## Dataset excerpts
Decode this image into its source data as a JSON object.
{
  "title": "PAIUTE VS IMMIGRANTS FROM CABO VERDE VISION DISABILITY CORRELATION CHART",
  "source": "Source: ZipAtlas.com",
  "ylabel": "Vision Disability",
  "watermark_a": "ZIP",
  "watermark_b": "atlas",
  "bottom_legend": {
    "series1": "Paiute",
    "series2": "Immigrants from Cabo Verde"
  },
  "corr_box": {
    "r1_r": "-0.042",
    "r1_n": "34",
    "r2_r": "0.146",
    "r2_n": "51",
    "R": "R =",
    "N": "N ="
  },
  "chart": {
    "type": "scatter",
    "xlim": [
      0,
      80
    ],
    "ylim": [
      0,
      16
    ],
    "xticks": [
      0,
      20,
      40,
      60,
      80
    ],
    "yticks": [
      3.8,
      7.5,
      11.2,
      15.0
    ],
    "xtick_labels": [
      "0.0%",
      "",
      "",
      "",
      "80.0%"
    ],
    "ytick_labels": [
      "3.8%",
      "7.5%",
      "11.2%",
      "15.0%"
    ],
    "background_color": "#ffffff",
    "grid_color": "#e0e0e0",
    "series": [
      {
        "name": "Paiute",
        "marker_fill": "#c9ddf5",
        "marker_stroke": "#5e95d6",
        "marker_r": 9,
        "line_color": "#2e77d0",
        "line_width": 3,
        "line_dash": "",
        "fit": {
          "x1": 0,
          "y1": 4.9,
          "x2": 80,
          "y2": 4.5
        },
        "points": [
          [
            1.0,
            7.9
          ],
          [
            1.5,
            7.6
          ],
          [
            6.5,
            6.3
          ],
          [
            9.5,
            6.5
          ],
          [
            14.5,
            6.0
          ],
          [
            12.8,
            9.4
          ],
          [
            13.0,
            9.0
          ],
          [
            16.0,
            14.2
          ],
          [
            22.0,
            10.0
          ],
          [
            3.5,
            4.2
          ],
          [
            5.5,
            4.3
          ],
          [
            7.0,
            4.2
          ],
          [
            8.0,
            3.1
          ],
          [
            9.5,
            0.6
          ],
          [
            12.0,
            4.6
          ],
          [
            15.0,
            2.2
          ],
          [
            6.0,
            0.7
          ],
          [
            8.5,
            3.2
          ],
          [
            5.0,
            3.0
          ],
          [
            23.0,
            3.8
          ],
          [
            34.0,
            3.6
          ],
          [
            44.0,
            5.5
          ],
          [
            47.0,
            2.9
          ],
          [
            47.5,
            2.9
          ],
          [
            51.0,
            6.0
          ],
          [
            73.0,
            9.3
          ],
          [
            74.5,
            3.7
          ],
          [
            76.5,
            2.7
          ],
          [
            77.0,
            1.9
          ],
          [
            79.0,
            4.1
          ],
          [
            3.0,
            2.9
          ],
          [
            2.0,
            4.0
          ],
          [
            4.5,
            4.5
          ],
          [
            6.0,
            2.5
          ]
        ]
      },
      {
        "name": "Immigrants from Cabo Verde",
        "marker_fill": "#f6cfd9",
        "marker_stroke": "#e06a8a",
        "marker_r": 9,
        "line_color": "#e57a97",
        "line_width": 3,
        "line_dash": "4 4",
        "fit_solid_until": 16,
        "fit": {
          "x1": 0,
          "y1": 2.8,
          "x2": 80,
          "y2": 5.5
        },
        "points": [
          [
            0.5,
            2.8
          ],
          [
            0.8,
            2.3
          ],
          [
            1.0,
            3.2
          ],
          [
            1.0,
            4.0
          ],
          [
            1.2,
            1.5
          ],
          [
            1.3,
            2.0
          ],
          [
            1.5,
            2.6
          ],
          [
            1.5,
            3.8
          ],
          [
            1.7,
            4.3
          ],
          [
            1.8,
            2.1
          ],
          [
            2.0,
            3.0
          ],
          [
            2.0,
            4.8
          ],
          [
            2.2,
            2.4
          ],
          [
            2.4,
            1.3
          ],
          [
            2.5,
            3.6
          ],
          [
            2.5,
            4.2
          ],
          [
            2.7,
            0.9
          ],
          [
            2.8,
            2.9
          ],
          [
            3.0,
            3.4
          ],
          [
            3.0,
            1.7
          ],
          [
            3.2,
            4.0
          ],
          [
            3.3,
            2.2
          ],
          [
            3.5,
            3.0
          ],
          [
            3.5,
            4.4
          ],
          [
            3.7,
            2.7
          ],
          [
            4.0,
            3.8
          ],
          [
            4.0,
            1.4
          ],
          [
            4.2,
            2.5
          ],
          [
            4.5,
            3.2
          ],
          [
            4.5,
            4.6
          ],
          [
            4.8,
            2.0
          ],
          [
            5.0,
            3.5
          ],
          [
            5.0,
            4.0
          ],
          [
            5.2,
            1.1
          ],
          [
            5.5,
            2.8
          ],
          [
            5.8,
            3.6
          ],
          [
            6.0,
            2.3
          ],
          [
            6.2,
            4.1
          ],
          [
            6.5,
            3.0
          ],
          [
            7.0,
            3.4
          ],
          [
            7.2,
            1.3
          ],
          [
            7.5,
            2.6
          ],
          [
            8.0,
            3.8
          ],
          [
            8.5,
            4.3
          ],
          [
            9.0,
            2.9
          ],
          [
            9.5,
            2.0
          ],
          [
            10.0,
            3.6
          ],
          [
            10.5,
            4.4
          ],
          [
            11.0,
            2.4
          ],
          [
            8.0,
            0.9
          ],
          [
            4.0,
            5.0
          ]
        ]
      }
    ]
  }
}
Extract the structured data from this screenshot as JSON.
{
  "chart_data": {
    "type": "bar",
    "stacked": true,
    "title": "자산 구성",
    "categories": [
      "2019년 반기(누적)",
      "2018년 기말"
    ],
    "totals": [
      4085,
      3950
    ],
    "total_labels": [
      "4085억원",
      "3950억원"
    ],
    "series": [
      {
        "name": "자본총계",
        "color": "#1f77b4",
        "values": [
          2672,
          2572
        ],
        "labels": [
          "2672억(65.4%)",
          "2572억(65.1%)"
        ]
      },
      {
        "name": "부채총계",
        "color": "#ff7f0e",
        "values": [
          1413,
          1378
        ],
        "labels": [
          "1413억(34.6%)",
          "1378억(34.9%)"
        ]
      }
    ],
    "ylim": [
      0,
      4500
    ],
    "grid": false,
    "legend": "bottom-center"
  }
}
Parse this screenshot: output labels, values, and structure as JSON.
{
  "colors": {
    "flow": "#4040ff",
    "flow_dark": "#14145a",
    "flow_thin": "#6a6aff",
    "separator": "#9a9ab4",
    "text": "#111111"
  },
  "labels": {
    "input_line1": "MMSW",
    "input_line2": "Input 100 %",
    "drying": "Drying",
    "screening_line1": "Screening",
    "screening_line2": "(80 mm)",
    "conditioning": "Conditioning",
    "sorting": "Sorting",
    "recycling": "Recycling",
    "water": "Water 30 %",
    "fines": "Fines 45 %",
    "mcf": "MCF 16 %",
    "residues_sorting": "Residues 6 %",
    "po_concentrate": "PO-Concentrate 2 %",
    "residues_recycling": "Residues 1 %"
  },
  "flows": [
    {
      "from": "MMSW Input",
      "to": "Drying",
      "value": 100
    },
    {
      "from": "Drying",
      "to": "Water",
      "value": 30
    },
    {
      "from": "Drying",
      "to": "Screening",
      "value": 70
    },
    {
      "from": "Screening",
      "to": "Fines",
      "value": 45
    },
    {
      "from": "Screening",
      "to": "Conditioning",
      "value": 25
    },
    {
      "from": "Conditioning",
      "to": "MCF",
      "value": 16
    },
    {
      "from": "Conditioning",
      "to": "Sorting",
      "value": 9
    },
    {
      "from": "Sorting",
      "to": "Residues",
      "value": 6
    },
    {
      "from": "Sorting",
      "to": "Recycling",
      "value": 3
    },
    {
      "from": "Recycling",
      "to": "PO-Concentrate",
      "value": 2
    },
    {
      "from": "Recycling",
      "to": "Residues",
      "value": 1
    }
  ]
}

## Task instructions
Give all the records again. Match them exactly.

## Exercise answer
Decode this image into its source data as a JSON object.
{
  "title": "PAIUTE VS IMMIGRANTS FROM CABO VERDE VISION DISABILITY CORRELATION CHART",
  "source": "Source: ZipAtlas.com",
  "ylabel": "Vision Disability",
  "watermark_a": "ZIP",
  "watermark_b": "atlas",
  "bottom_legend": {
    "series1": "Paiute",
    "series2": "Immigrants from Cabo Verde"
  },
  "corr_box": {
    "r1_r": "-0.042",
    "r1_n": "34",
    "r2_r": "0.146",
    "r2_n": "51",
    "R": "R =",
    "N": "N ="
  },
  "chart": {
    "type": "scatter",
    "xlim": [
      0,
      80
    ],
    "ylim": [
      0,
      16
    ],
    "xticks": [
      0,
      20,
      40,
      60,
      80
    ],
    "yticks": [
      3.8,
      7.5,
      11.2,
      15.0
    ],
    "xtick_labels": [
      "0.0%",
      "",
      "",
      "",
      "80.0%"
    ],
    "ytick_labels": [
      "3.8%",
      "7.5%",
      "11.2%",
      "15.0%"
    ],
    "background_color": "#ffffff",
    "grid_color": "#e0e0e0",
    "series": [
      {
        "name": "Paiute",
        "marker_fill": "#c9ddf5",
        "marker_stroke": "#5e95d6",
        "marker_r": 9,
        "line_color": "#2e77d0",
        "line_width": 3,
        "line_dash": "",
        "fit": {
          "x1": 0,
          "y1": 4.9,
          "x2": 80,
          "y2": 4.5
        },
        "points": [
          [
            1.0,
            7.9
          ],
          [
            1.5,
            7.6
          ],
          [
            6.5,
            6.3
          ],
          [
            9.5,
            6.5
          ],
          [
            14.5,
            6.0
          ],
          [
            12.8,
            9.4
          ],
          [
            13.0,
            9.0
          ],
          [
            16.0,
            14.2
          ],
          [
            22.0,
            10.0
          ],
          [
            3.5,
            4.2
          ],
          [
            5.5,
            4.3
          ],
          [
            7.0,
            4.2
          ],
          [
            8.0,
            3.1
          ],
          [
            9.5,
            0.6
          ],
          [
            12.0,
            4.6
          ],
          [
            15.0,
            2.2
          ],
          [
            6.0,
            0.7
          ],
          [
            8.5,
            3.2
          ],
          [
            5.0,
            3.0
          ],
          [
            23.0,
            3.8
          ],
          [
            34.0,
            3.6
          ],
          [
            44.0,
            5.5
          ],
          [
            47.0,
            2.9
          ],
          [
            47.5,
            2.9
          ],
          [
            51.0,
            6.0
          ],
          [
            73.0,
            9.3
          ],
          [
            74.5,
            3.7
          ],
          [
            76.5,
            2.7
          ],
          [
            77.0,
            1.9
          ],
          [
            79.0,
            4.1
          ],
          [
            3.0,
            2.9
          ],
          [
            2.0,
            4.0
          ],
          [
            4.5,
            4.5
          ],
          [
            6.0,
            2.5
          ]
        ]
      },
      {
        "name": "Immigrants from Cabo Verde",
        "marker_fill": "#f6cfd9",
        "marker_stroke": "#e06a8a",
        "marker_r": 9,
        "line_color": "#e57a97",
        "line_width": 3,
        "line_dash": "4 4",
        "fit_solid_until": 16,
        "fit": {
          "x1": 0,
          "y1": 2.8,
          "x2": 80,
          "y2": 5.5
        },
        "points": [
          [
            0.5,
            2.8
          ],
          [
            0.8,
            2.3
          ],
          [
            1.0,
            3.2
          ],
          [
            1.0,
            4.0
          ],
          [
            1.2,
            1.5
          ],
          [
            1.3,
            2.0
          ],
          [
            1.5,
            2.6
          ],
          [
            1.5,
            3.8
          ],
          [
            1.7,
            4.3
          ],
          [
            1.8,
            2.1
          ],
          [
            2.0,
            3.0
          ],
          [
            2.0,
            4.8
          ],
          [
            2.2,
            2.4
          ],
          [
            2.4,
            1.3
          ],
          [
            2.5,
            3.6
          ],
          [
            2.5,
            4.2
          ],
          [
            2.7,
            0.9
          ],
          [
            2.8,
            2.9
          ],
          [
            3.0,
            3.4
          ],
          [
            3.0,
            1.7
          ],
          [
            3.2,
            4.0
          ],
          [
            3.3,
            2.2
          ],
          [
            3.5,
            3.0
          ],
          [
            3.5,
            4.4
          ],
          [
            3.7,
            2.7
          ],
          [
            4.0,
            3.8
          ],
          [
            4.0,
            1.4
          ],
          [
            4.2,
            2.5
          ],
          [
            4.5,
            3.2
          ],
          [
            4.5,
            4.6
          ],
          [
            4.8,
            2.0
          ],
          [
            5.0,
            3.5
          ],
          [
            5.0,
            4.0
          ],
          [
            5.2,
            1.1
          ],
          [
            5.5,
            2.8
          ],
          [
            5.8,
            3.6
          ],
          [
            6.0,
            2.3
          ],
          [
            6.2,
            4.1
          ],
          [
            6.5,
            3.0
          ],
          [
            7.0,
            3.4
          ],
          [
            7.2,
            1.3
          ],
          [
            7.5,
            2.6
          ],
          [
            8.0,
            3.8
          ],
          [
            8.5,
            4.3
          ],
          [
            9.0,
            2.9
          ],
          [
            9.5,
            2.0
          ],
          [
            10.0,
            3.6
          ],
          [
            10.5,
            4.4
          ],
          [
            11.0,
            2.4
          ],
          [
            8.0,
            0.9
          ],
          [
            4.0,
            5.0
          ]
        ]
      }
    ]
  }
}
Extract the structured data from this screenshot as JSON.
{
  "chart_data": {
    "type": "bar",
    "stacked": true,
    "title": "자산 구성",
    "categories": [
      "2019년 반기(누적)",
      "2018년 기말"
    ],
    "totals": [
      4085,
      3950
    ],
    "total_labels": [
      "4085억원",
      "3950억원"
    ],
    "series": [
      {
        "name": "자본총계",
        "color": "#1f77b4",
        "values": [
          2672,
          2572
        ],
        "labels": [
          "2672억(65.4%)",
          "2572억(65.1%)"
        ]
      },
      {
        "name": "부채총계",
        "color": "#ff7f0e",
        "values": [
          1413,
          1378
        ],
        "labels": [
          "1413억(34.6%)",
          "1378억(34.9%)"
        ]
      }
    ],
    "ylim": [
      0,
      4500
    ],
    "grid": false,
    "legend": "bottom-center"
  }
}
Parse this screenshot: output labels, values, and structure as JSON.
{
  "colors": {
    "flow": "#4040ff",
    "flow_dark": "#14145a",
    "flow_thin": "#6a6aff",
    "separator": "#9a9ab4",
    "text": "#111111"
  },
  "labels": {
    "input_line1": "MMSW",
    "input_line2": "Input 100 %",
    "drying": "Drying",
    "screening_line1": "Screening",
    "screening_line2": "(80 mm)",
    "conditioning": "Conditioning",
    "sorting": "Sorting",
    "recycling": "Recycling",
    "water": "Water 30 %",
    "fines": "Fines 45 %",
    "mcf": "MCF 16 %",
    "residues_sorting": "Residues 6 %",
    "po_concentrate": "PO-Concentrate 2 %",
    "residues_recycling": "Residues 1 %"
  },
  "flows": [
    {
      "from": "MMSW Input",
      "to": "Drying",
      "value": 100
    },
    {
      "from": "Drying",
      "to": "Water",
      "value": 30
    },
    {
      "from": "Drying",
      "to": "Screening",
      "value": 70
    },
    {
      "from": "Screening",
      "to": "Fines",
      "value": 45
    },
    {
      "from": "Screening",
      "to": "Conditioning",
      "value": 25
    },
    {
      "from": "Conditioning",
      "to": "MCF",
      "value": 16
    },
    {
      "from": "Conditioning",
      "to": "Sorting",
      "value": 9
    },
    {
      "from": "Sorting",
      "to": "Residues",
      "value": 6
    },
    {
      "from": "Sorting",
      "to": "Recycling",
      "value": 3
    },
    {
      "from": "Recycling",
      "to": "PO-Concentrate",
      "value": 2
    },
    {
      "from": "Recycling",
      "to": "Residues",
      "value": 1
    }
  ]
}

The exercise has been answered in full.